Brief:
Write out all of the lines below, exactly and completely.

Data excerpts:
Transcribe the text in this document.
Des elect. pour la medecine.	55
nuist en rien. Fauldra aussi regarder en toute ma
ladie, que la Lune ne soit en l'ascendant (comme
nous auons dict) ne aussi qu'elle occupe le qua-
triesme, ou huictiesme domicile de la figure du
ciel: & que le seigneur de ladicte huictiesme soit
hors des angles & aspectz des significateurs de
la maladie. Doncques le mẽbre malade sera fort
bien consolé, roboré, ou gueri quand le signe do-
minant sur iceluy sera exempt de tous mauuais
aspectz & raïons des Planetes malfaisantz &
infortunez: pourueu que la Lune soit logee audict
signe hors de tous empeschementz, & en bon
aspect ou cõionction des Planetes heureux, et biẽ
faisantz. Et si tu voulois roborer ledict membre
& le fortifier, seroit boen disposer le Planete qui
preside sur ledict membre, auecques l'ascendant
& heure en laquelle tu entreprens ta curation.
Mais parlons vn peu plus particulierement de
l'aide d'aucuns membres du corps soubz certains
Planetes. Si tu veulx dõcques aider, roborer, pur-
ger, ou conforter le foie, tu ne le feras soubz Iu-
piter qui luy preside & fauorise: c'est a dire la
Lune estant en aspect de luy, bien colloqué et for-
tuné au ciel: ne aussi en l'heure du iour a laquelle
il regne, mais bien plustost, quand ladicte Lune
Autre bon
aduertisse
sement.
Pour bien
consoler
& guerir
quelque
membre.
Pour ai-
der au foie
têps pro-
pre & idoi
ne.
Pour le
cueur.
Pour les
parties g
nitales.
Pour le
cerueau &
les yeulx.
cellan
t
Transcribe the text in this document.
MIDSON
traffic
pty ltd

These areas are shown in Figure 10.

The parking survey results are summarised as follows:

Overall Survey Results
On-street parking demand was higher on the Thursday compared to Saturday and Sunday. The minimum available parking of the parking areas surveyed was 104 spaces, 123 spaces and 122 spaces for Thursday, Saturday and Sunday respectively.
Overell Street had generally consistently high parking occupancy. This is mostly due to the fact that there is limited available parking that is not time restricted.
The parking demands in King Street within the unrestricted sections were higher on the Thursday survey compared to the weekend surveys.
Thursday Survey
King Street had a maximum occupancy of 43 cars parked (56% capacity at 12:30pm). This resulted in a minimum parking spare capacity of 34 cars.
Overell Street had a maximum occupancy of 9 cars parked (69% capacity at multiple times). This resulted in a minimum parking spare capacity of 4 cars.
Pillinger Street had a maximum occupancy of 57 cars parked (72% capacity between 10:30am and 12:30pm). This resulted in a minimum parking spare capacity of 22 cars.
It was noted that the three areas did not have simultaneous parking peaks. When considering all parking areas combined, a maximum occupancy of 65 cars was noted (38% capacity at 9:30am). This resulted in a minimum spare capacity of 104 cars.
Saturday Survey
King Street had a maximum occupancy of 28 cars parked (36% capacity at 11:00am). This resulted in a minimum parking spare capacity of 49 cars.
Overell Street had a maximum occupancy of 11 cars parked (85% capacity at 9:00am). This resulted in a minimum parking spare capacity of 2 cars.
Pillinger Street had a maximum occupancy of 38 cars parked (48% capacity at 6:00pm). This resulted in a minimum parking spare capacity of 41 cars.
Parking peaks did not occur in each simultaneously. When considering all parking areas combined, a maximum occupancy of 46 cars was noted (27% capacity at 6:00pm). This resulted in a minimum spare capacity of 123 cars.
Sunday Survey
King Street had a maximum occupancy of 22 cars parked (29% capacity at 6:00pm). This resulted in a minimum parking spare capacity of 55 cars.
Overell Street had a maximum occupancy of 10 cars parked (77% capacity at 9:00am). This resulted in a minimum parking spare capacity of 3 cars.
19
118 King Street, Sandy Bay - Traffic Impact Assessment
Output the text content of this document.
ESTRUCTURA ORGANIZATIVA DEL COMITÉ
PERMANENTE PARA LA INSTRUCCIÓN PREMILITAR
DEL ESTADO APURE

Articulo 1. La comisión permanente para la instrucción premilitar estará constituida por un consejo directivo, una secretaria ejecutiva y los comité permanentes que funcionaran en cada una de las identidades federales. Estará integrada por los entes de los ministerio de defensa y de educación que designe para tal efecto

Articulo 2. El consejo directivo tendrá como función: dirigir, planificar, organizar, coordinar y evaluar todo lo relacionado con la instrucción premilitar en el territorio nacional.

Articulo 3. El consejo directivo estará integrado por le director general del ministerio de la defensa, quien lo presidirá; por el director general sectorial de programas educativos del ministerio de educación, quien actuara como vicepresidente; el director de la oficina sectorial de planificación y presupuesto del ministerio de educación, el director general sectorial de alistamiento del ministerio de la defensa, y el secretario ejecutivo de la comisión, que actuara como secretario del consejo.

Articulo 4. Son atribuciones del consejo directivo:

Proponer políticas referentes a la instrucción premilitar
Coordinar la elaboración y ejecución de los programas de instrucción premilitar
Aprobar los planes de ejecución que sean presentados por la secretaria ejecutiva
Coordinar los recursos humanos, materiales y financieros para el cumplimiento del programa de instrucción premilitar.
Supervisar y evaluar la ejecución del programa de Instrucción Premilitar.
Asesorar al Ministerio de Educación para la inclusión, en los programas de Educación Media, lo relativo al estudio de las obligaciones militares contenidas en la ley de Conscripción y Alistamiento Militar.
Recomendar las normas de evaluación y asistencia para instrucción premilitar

Full output:
Transcribe the text in this document.
Des elect. pour la medecine.	55
nuist en rien. Fauldra aussi regarder en toute ma
ladie, que la Lune ne soit en l'ascendant (comme
nous auons dict) ne aussi qu'elle occupe le qua-
triesme, ou huictiesme domicile de la figure du
ciel: & que le seigneur de ladicte huictiesme soit
hors des angles & aspectz des significateurs de
la maladie. Doncques le mẽbre malade sera fort
bien consolé, roboré, ou gueri quand le signe do-
minant sur iceluy sera exempt de tous mauuais
aspectz & raïons des Planetes malfaisantz &
infortunez: pourueu que la Lune soit logee audict
signe hors de tous empeschementz, & en bon
aspect ou cõionction des Planetes heureux, et biẽ
faisantz. Et si tu voulois roborer ledict membre
& le fortifier, seroit boen disposer le Planete qui
preside sur ledict membre, auecques l'ascendant
& heure en laquelle tu entreprens ta curation.
Mais parlons vn peu plus particulierement de
l'aide d'aucuns membres du corps soubz certains
Planetes. Si tu veulx dõcques aider, roborer, pur-
ger, ou conforter le foie, tu ne le feras soubz Iu-
piter qui luy preside & fauorise: c'est a dire la
Lune estant en aspect de luy, bien colloqué et for-
tuné au ciel: ne aussi en l'heure du iour a laquelle
il regne, mais bien plustost, quand ladicte Lune
Autre bon
aduertisse
sement.
Pour bien
consoler
& guerir
quelque
membre.
Pour ai-
der au foie
têps pro-
pre & idoi
ne.
Pour le
cueur.
Pour les
parties g
nitales.
Pour le
cerueau &
les yeulx.
cellan
t
Transcribe the text in this document.
MIDSON
traffic
pty ltd

These areas are shown in Figure 10.

The parking survey results are summarised as follows:

Overall Survey Results
On-street parking demand was higher on the Thursday compared to Saturday and Sunday. The minimum available parking of the parking areas surveyed was 104 spaces, 123 spaces and 122 spaces for Thursday, Saturday and Sunday respectively.
Overell Street had generally consistently high parking occupancy. This is mostly due to the fact that there is limited available parking that is not time restricted.
The parking demands in King Street within the unrestricted sections were higher on the Thursday survey compared to the weekend surveys.
Thursday Survey
King Street had a maximum occupancy of 43 cars parked (56% capacity at 12:30pm). This resulted in a minimum parking spare capacity of 34 cars.
Overell Street had a maximum occupancy of 9 cars parked (69% capacity at multiple times). This resulted in a minimum parking spare capacity of 4 cars.
Pillinger Street had a maximum occupancy of 57 cars parked (72% capacity between 10:30am and 12:30pm). This resulted in a minimum parking spare capacity of 22 cars.
It was noted that the three areas did not have simultaneous parking peaks. When considering all parking areas combined, a maximum occupancy of 65 cars was noted (38% capacity at 9:30am). This resulted in a minimum spare capacity of 104 cars.
Saturday Survey
King Street had a maximum occupancy of 28 cars parked (36% capacity at 11:00am). This resulted in a minimum parking spare capacity of 49 cars.
Overell Street had a maximum occupancy of 11 cars parked (85% capacity at 9:00am). This resulted in a minimum parking spare capacity of 2 cars.
Pillinger Street had a maximum occupancy of 38 cars parked (48% capacity at 6:00pm). This resulted in a minimum parking spare capacity of 41 cars.
Parking peaks did not occur in each simultaneously. When considering all parking areas combined, a maximum occupancy of 46 cars was noted (27% capacity at 6:00pm). This resulted in a minimum spare capacity of 123 cars.
Sunday Survey
King Street had a maximum occupancy of 22 cars parked (29% capacity at 6:00pm). This resulted in a minimum parking spare capacity of 55 cars.
Overell Street had a maximum occupancy of 10 cars parked (77% capacity at 9:00am). This resulted in a minimum parking spare capacity of 3 cars.
19
118 King Street, Sandy Bay - Traffic Impact Assessment
Output the text content of this document.
ESTRUCTURA ORGANIZATIVA DEL COMITÉ
PERMANENTE PARA LA INSTRUCCIÓN PREMILITAR
DEL ESTADO APURE

Articulo 1. La comisión permanente para la instrucción premilitar estará constituida por un consejo directivo, una secretaria ejecutiva y los comité permanentes que funcionaran en cada una de las identidades federales. Estará integrada por los entes de los ministerio de defensa y de educación que designe para tal efecto

Articulo 2. El consejo directivo tendrá como función: dirigir, planificar, organizar, coordinar y evaluar todo lo relacionado con la instrucción premilitar en el territorio nacional.

Articulo 3. El consejo directivo estará integrado por le director general del ministerio de la defensa, quien lo presidirá; por el director general sectorial de programas educativos del ministerio de educación, quien actuara como vicepresidente; el director de la oficina sectorial de planificación y presupuesto del ministerio de educación, el director general sectorial de alistamiento del ministerio de la defensa, y el secretario ejecutivo de la comisión, que actuara como secretario del consejo.

Articulo 4. Son atribuciones del consejo directivo:

Proponer políticas referentes a la instrucción premilitar
Coordinar la elaboración y ejecución de los programas de instrucción premilitar
Aprobar los planes de ejecución que sean presentados por la secretaria ejecutiva
Coordinar los recursos humanos, materiales y financieros para el cumplimiento del programa de instrucción premilitar.
Supervisar y evaluar la ejecución del programa de Instrucción Premilitar.
Asesorar al Ministerio de Educación para la inclusión, en los programas de Educación Media, lo relativo al estudio de las obligaciones militares contenidas en la ley de Conscripción y Alistamiento Militar.
Recomendar las normas de evaluación y asistencia para instrucción premilitar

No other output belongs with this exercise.